• _Input for this task_:
## START

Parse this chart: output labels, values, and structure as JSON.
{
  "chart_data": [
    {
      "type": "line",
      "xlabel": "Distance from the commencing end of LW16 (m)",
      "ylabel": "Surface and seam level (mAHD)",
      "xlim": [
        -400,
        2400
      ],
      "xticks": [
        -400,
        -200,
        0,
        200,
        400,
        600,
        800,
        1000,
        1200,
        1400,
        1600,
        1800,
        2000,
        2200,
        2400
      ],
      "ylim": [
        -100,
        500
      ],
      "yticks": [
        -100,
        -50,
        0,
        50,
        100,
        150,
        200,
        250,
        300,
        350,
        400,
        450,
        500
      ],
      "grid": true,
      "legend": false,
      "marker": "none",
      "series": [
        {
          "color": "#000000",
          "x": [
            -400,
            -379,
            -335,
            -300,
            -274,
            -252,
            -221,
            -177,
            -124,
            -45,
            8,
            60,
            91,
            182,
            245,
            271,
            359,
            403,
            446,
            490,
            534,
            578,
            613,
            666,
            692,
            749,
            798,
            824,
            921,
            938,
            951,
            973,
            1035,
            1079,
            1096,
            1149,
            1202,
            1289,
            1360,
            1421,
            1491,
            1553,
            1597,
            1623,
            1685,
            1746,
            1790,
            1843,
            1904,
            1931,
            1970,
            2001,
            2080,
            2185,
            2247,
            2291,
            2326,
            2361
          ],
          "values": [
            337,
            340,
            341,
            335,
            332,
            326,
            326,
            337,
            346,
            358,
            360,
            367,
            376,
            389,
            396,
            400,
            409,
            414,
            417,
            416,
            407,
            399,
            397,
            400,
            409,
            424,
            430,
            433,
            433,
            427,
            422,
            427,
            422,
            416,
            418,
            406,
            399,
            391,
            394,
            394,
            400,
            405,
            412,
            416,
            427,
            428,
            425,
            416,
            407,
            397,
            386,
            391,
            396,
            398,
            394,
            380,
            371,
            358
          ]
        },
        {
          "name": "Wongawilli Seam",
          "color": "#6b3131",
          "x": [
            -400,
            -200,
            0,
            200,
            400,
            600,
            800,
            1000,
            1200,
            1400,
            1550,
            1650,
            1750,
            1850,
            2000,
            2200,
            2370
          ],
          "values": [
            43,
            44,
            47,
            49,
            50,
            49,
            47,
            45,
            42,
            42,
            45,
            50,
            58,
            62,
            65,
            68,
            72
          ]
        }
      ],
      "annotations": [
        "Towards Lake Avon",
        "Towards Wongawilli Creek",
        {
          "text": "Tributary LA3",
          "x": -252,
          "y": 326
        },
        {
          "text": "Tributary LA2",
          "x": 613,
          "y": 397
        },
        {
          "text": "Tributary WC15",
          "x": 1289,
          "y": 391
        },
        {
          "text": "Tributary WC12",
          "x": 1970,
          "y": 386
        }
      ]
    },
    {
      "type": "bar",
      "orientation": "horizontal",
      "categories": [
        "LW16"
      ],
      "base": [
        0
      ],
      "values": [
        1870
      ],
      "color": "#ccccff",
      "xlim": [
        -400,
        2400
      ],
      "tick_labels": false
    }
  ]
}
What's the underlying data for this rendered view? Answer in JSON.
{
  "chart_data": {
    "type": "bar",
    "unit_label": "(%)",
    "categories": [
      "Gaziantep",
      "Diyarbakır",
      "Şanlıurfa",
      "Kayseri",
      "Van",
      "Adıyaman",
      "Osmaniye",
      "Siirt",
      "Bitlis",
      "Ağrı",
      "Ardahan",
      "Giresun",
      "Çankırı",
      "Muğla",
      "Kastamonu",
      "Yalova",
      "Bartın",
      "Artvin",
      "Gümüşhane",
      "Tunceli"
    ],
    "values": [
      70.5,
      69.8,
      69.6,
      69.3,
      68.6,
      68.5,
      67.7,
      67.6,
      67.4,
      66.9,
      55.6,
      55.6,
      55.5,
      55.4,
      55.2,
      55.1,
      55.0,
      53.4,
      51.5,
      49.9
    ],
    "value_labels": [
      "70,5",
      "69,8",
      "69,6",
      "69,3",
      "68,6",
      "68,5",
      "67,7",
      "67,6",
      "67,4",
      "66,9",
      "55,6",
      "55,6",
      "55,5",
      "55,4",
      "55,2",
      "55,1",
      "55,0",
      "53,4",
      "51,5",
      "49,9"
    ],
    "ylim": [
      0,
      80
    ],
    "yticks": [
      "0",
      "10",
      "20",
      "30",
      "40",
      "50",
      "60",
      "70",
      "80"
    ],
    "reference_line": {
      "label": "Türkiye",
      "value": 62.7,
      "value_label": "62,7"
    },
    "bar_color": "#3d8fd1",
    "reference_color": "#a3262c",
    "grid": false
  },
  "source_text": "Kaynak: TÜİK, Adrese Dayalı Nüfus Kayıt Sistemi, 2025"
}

## END

• _Task directions_:
Write the data from above out again, exactly.

• _Task solution_:
Parse this chart: output labels, values, and structure as JSON.
{
  "chart_data": [
    {
      "type": "line",
      "xlabel": "Distance from the commencing end of LW16 (m)",
      "ylabel": "Surface and seam level (mAHD)",
      "xlim": [
        -400,
        2400
      ],
      "xticks": [
        -400,
        -200,
        0,
        200,
        400,
        600,
        800,
        1000,
        1200,
        1400,
        1600,
        1800,
        2000,
        2200,
        2400
      ],
      "ylim": [
        -100,
        500
      ],
      "yticks": [
        -100,
        -50,
        0,
        50,
        100,
        150,
        200,
        250,
        300,
        350,
        400,
        450,
        500
      ],
      "grid": true,
      "legend": false,
      "marker": "none",
      "series": [
        {
          "color": "#000000",
          "x": [
            -400,
            -379,
            -335,
            -300,
            -274,
            -252,
            -221,
            -177,
            -124,
            -45,
            8,
            60,
            91,
            182,
            245,
            271,
            359,
            403,
            446,
            490,
            534,
            578,
            613,
            666,
            692,
            749,
            798,
            824,
            921,
            938,
            951,
            973,
            1035,
            1079,
            1096,
            1149,
            1202,
            1289,
            1360,
            1421,
            1491,
            1553,
            1597,
            1623,
            1685,
            1746,
            1790,
            1843,
            1904,
            1931,
            1970,
            2001,
            2080,
            2185,
            2247,
            2291,
            2326,
            2361
          ],
          "values": [
            337,
            340,
            341,
            335,
            332,
            326,
            326,
            337,
            346,
            358,
            360,
            367,
            376,
            389,
            396,
            400,
            409,
            414,
            417,
            416,
            407,
            399,
            397,
            400,
            409,
            424,
            430,
            433,
            433,
            427,
            422,
            427,
            422,
            416,
            418,
            406,
            399,
            391,
            394,
            394,
            400,
            405,
            412,
            416,
            427,
            428,
            425,
            416,
            407,
            397,
            386,
            391,
            396,
            398,
            394,
            380,
            371,
            358
          ]
        },
        {
          "name": "Wongawilli Seam",
          "color": "#6b3131",
          "x": [
            -400,
            -200,
            0,
            200,
            400,
            600,
            800,
            1000,
            1200,
            1400,
            1550,
            1650,
            1750,
            1850,
            2000,
            2200,
            2370
          ],
          "values": [
            43,
            44,
            47,
            49,
            50,
            49,
            47,
            45,
            42,
            42,
            45,
            50,
            58,
            62,
            65,
            68,
            72
          ]
        }
      ],
      "annotations": [
        "Towards Lake Avon",
        "Towards Wongawilli Creek",
        {
          "text": "Tributary LA3",
          "x": -252,
          "y": 326
        },
        {
          "text": "Tributary LA2",
          "x": 613,
          "y": 397
        },
        {
          "text": "Tributary WC15",
          "x": 1289,
          "y": 391
        },
        {
          "text": "Tributary WC12",
          "x": 1970,
          "y": 386
        }
      ]
    },
    {
      "type": "bar",
      "orientation": "horizontal",
      "categories": [
        "LW16"
      ],
      "base": [
        0
      ],
      "values": [
        1870
      ],
      "color": "#ccccff",
      "xlim": [
        -400,
        2400
      ],
      "tick_labels": false
    }
  ]
}
What's the underlying data for this rendered view? Answer in JSON.
{
  "chart_data": {
    "type": "bar",
    "unit_label": "(%)",
    "categories": [
      "Gaziantep",
      "Diyarbakır",
      "Şanlıurfa",
      "Kayseri",
      "Van",
      "Adıyaman",
      "Osmaniye",
      "Siirt",
      "Bitlis",
      "Ağrı",
      "Ardahan",
      "Giresun",
      "Çankırı",
      "Muğla",
      "Kastamonu",
      "Yalova",
      "Bartın",
      "Artvin",
      "Gümüşhane",
      "Tunceli"
    ],
    "values": [
      70.5,
      69.8,
      69.6,
      69.3,
      68.6,
      68.5,
      67.7,
      67.6,
      67.4,
      66.9,
      55.6,
      55.6,
      55.5,
      55.4,
      55.2,
      55.1,
      55.0,
      53.4,
      51.5,
      49.9
    ],
    "value_labels": [
      "70,5",
      "69,8",
      "69,6",
      "69,3",
      "68,6",
      "68,5",
      "67,7",
      "67,6",
      "67,4",
      "66,9",
      "55,6",
      "55,6",
      "55,5",
      "55,4",
      "55,2",
      "55,1",
      "55,0",
      "53,4",
      "51,5",
      "49,9"
    ],
    "ylim": [
      0,
      80
    ],
    "yticks": [
      "0",
      "10",
      "20",
      "30",
      "40",
      "50",
      "60",
      "70",
      "80"
    ],
    "reference_line": {
      "label": "Türkiye",
      "value": 62.7,
      "value_label": "62,7"
    },
    "bar_color": "#3d8fd1",
    "reference_color": "#a3262c",
    "grid": false
  },
  "source_text": "Kaynak: TÜİK, Adrese Dayalı Nüfus Kayıt Sistemi, 2025"
}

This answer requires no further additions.